--- BEGIN Records to process ---
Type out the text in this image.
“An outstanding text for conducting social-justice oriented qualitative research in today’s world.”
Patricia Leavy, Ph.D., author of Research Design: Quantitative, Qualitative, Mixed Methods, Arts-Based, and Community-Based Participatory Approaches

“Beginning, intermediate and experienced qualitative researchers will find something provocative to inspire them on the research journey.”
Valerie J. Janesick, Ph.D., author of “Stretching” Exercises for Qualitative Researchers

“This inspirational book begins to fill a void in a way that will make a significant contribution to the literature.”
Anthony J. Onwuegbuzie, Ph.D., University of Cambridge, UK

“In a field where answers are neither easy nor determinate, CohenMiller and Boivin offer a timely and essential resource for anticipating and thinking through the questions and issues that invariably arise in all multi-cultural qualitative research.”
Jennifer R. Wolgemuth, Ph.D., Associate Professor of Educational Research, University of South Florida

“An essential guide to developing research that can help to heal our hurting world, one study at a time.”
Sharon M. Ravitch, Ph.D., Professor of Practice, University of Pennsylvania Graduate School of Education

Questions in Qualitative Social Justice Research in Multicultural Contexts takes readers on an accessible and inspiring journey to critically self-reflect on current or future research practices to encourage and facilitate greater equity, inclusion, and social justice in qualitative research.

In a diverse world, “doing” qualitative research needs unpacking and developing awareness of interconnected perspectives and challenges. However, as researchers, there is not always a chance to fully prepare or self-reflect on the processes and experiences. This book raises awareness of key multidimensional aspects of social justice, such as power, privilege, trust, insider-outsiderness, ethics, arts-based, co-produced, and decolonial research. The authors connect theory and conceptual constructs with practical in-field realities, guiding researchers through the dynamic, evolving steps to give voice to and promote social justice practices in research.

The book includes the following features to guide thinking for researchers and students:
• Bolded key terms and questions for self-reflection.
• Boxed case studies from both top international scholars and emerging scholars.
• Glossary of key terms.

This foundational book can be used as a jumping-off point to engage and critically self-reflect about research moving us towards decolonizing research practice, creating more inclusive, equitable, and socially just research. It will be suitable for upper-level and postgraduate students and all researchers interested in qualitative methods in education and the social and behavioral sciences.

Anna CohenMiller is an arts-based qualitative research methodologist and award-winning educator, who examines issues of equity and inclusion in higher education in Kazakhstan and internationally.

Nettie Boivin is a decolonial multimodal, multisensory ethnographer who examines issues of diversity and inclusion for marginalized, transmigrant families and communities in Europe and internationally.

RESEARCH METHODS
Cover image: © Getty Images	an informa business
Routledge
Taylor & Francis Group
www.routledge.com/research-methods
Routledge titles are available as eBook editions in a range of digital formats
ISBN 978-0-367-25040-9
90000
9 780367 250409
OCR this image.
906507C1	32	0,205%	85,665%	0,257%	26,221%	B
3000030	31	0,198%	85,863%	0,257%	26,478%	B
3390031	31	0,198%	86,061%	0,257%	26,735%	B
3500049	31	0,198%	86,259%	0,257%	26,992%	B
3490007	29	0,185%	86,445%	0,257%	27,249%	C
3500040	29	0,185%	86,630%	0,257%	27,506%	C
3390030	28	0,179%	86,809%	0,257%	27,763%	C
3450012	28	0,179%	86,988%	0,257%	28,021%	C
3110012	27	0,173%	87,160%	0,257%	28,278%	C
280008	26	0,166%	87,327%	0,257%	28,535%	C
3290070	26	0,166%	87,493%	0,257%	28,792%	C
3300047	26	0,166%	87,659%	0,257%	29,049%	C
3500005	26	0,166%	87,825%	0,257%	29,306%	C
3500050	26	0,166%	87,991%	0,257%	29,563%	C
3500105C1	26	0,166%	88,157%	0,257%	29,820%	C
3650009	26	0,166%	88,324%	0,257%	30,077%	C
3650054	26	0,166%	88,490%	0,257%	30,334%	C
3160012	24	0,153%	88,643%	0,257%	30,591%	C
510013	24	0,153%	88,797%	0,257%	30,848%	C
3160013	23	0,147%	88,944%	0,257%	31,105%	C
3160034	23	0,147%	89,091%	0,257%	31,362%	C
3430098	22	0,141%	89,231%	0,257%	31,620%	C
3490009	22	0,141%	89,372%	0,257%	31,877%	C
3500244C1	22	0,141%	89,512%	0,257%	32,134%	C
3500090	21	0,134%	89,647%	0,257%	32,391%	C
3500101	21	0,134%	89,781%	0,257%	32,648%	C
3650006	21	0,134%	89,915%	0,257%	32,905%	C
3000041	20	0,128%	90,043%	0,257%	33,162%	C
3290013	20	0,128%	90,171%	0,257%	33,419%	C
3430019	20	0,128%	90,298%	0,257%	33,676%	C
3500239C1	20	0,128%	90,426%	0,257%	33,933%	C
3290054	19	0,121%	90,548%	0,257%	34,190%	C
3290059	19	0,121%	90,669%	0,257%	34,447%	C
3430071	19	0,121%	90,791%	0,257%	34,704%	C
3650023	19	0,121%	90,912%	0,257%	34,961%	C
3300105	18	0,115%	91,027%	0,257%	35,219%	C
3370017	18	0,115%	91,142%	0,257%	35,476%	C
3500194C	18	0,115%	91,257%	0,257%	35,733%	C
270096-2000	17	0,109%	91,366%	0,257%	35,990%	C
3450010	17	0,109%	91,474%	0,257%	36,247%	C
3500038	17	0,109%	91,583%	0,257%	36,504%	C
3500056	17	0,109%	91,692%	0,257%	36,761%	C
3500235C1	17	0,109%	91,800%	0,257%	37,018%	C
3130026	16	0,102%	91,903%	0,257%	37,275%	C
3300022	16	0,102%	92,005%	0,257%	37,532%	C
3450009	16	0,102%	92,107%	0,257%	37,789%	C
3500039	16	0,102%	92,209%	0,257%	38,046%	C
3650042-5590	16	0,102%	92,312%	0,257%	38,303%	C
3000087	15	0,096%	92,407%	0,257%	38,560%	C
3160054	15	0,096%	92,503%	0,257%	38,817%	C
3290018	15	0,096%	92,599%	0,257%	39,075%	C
--- END Records to process ---
Of the lines in the records, how many contain the word "world"? Answer with the number and nothing else.

3